-- Given data start --

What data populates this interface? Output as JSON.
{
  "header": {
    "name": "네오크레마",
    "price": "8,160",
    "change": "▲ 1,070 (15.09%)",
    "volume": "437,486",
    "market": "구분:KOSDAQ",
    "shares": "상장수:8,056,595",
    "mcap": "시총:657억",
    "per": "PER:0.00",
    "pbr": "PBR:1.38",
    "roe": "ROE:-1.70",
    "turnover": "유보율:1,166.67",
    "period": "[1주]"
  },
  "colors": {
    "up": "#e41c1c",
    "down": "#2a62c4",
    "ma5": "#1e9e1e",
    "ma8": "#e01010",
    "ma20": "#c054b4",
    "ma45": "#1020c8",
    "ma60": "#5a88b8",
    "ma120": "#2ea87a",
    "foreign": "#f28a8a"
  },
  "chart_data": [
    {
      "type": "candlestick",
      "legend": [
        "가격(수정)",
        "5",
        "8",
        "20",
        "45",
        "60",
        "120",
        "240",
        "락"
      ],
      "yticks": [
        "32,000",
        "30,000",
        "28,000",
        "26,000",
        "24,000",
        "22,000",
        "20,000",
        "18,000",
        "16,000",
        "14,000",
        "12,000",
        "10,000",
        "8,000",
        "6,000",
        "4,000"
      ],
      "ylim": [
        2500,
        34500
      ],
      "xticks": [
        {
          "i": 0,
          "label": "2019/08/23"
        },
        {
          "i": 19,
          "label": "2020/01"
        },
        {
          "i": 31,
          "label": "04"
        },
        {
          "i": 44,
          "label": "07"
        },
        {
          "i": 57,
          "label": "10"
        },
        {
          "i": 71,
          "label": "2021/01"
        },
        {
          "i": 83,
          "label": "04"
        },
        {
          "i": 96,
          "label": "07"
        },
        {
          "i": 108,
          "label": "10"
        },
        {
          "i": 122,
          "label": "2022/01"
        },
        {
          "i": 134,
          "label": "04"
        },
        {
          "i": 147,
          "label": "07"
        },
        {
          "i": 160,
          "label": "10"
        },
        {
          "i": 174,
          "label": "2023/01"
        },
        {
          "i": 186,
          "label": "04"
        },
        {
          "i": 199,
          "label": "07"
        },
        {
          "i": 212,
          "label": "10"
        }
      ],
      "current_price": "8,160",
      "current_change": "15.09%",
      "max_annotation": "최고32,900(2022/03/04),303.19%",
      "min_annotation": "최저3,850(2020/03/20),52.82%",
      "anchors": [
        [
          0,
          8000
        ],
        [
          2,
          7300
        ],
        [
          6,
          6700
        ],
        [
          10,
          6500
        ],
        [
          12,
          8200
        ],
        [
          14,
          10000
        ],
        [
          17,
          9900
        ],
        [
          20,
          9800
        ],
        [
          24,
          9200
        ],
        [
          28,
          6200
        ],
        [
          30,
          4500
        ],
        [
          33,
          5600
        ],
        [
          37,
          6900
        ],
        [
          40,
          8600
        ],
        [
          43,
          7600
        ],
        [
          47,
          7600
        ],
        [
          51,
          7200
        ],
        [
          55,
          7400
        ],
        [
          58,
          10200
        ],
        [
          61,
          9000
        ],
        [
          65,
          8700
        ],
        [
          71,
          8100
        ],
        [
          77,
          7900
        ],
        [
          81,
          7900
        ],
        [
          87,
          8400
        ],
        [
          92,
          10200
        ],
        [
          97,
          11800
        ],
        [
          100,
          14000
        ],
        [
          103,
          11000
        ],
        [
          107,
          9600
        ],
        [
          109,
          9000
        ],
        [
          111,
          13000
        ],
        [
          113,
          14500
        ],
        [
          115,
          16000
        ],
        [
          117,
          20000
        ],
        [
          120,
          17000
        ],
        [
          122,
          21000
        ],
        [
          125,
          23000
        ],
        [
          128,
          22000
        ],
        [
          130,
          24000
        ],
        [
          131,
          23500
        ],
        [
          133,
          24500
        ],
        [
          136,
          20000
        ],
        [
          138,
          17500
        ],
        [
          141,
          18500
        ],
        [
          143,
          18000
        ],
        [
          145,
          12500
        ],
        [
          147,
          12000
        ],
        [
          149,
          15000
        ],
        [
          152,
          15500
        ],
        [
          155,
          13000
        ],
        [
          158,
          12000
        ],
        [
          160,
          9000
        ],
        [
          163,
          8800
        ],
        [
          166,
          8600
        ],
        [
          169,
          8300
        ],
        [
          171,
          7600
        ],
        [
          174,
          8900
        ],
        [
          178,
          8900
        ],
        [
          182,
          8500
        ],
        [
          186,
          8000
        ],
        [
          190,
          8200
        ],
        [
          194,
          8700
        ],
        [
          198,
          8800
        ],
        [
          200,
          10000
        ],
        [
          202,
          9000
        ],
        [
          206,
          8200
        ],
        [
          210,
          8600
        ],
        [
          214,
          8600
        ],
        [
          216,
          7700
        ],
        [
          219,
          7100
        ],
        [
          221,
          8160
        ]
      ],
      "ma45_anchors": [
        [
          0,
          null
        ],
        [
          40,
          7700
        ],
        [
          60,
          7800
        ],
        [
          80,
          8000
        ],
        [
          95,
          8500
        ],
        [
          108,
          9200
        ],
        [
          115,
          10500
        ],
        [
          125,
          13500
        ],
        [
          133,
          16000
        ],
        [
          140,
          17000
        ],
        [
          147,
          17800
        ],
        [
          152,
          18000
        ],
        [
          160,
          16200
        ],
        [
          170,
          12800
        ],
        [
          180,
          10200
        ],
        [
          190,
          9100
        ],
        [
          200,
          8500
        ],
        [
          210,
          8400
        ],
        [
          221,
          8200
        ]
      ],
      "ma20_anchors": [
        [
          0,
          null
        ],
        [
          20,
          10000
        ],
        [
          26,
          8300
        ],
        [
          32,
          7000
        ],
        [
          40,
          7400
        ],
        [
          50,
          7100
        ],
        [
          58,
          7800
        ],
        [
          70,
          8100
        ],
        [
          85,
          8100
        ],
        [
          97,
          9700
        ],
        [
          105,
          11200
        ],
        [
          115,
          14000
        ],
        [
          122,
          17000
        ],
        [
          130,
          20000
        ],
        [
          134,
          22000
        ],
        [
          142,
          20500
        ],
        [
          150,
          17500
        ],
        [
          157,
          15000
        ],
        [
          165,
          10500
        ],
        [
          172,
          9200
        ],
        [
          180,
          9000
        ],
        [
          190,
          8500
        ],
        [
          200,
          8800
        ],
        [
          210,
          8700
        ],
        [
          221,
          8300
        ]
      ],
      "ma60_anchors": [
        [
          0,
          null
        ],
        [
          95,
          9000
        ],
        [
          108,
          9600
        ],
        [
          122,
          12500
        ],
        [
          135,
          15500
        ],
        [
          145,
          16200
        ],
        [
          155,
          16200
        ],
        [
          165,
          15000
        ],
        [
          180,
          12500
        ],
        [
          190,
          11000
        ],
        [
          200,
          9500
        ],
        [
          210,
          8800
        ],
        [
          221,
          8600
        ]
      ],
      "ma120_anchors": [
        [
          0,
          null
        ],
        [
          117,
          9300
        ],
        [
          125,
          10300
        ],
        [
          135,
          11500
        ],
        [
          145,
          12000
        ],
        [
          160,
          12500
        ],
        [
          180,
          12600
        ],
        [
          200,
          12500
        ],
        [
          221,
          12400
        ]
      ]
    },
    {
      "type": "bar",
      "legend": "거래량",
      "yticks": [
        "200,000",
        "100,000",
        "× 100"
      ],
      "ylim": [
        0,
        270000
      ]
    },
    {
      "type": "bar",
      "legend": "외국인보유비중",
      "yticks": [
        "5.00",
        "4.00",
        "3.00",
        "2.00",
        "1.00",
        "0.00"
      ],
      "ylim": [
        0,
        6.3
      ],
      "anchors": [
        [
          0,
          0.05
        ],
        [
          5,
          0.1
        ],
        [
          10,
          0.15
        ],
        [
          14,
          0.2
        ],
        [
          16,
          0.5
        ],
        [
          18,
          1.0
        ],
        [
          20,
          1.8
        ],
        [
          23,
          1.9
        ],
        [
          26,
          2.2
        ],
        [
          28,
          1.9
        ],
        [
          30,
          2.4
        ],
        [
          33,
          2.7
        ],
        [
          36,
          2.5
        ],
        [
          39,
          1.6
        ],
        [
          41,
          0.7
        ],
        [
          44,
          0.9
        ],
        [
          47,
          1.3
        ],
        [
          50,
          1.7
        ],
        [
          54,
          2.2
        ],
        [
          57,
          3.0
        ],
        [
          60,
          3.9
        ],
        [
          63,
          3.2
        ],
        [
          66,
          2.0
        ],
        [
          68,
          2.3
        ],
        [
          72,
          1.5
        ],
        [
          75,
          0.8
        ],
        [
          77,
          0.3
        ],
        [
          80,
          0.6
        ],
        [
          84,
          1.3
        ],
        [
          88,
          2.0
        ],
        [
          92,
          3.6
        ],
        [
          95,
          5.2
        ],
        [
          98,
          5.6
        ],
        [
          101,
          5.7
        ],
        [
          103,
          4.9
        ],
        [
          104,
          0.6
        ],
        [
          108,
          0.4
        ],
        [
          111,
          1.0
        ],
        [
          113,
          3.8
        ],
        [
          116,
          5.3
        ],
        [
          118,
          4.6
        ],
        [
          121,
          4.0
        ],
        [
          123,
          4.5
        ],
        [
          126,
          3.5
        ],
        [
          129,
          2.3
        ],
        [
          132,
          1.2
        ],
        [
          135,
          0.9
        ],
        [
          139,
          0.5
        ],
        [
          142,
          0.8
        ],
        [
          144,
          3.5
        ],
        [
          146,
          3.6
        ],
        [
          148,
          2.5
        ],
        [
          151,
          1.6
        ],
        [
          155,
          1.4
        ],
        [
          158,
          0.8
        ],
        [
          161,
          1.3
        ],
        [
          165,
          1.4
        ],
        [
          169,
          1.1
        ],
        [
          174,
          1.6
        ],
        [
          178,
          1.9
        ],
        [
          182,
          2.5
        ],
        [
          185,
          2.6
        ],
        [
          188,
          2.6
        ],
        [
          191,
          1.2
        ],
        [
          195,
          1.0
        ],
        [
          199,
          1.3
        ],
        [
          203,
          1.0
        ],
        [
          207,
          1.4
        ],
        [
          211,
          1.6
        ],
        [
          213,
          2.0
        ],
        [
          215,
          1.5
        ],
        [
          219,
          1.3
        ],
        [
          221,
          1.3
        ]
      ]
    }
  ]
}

-- Given data end --
-- Given data start --

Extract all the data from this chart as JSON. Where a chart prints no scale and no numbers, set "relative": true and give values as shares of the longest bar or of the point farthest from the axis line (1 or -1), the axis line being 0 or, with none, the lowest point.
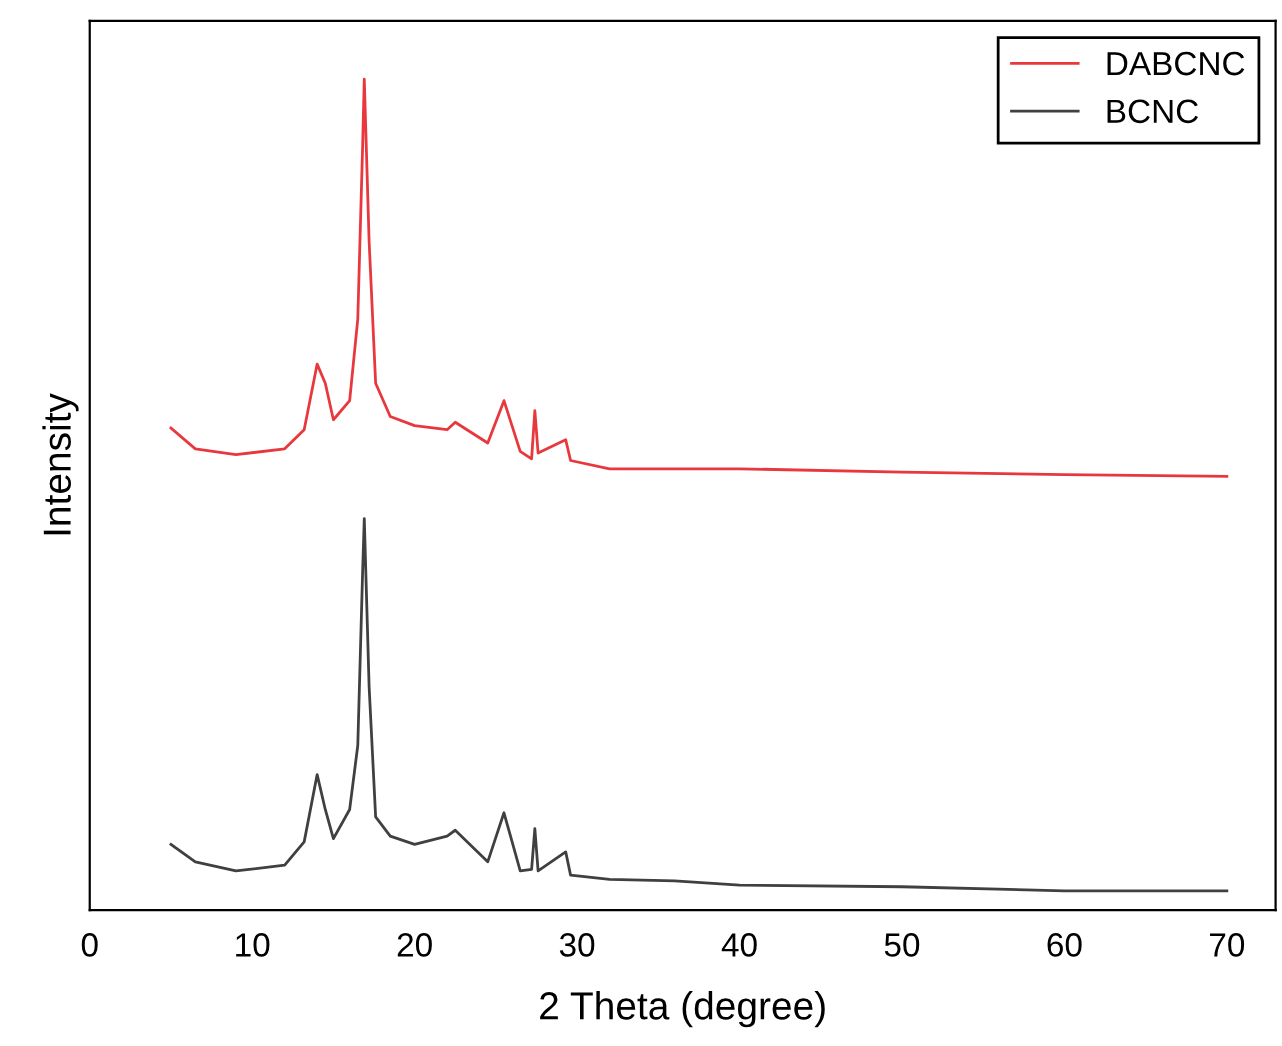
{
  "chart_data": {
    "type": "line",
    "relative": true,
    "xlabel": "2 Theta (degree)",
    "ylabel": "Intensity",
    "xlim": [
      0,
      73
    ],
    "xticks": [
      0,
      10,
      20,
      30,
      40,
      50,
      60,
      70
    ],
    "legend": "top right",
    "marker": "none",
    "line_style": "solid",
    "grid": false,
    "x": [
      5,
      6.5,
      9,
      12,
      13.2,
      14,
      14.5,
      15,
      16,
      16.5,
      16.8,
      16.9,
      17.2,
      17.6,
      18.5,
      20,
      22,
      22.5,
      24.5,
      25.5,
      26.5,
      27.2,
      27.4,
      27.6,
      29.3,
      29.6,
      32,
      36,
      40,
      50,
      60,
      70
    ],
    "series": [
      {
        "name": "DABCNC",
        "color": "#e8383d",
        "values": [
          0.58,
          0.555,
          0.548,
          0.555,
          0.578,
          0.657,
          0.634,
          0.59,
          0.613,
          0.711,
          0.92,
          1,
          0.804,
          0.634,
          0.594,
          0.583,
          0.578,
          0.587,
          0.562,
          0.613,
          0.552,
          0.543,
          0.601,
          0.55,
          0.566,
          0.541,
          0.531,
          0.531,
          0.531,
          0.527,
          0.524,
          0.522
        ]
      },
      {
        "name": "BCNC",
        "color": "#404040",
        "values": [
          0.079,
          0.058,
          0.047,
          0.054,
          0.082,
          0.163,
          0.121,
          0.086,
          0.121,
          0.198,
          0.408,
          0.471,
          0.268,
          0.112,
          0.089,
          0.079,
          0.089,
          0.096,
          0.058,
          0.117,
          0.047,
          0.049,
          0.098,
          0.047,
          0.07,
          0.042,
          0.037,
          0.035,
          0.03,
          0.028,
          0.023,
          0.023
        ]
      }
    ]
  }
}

-- Given data end --
-- Given data start --

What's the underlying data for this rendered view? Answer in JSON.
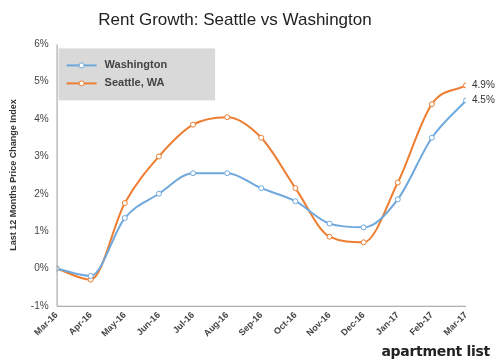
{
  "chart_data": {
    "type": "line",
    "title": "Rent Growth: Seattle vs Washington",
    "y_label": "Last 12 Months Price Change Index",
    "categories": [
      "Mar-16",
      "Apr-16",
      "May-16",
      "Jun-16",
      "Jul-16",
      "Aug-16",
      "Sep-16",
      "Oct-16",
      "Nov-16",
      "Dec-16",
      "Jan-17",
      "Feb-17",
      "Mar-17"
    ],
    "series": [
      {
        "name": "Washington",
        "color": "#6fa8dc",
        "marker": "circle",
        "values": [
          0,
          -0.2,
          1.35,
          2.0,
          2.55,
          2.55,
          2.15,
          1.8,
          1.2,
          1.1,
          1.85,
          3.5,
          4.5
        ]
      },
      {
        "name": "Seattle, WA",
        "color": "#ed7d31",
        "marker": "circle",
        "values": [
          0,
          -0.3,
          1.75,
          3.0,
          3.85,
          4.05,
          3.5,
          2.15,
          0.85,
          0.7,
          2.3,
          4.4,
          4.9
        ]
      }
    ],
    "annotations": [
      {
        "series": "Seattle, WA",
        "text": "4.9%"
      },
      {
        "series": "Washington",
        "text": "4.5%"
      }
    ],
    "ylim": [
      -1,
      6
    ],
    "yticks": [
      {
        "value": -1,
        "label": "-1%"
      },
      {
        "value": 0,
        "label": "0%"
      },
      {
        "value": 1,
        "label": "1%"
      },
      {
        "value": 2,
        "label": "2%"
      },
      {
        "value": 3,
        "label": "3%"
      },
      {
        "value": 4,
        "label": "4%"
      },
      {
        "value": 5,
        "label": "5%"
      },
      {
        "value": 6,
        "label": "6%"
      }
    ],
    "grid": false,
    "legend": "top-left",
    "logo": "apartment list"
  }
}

-- Given data end --

→ **Instructions to follow**: Check each line of the entries above, and show every one holding the word "JSON".

→ **Answer in full**:
What data populates this interface? Output as JSON.
Extract all the data from this chart as JSON. Where a chart prints no scale and no numbers, set "relative": true and give values as shares of the longest bar or of the point farthest from the axis line (1 or -1), the axis line being 0 or, with none, the lowest point.
What's the underlying data for this rendered view? Answer in JSON.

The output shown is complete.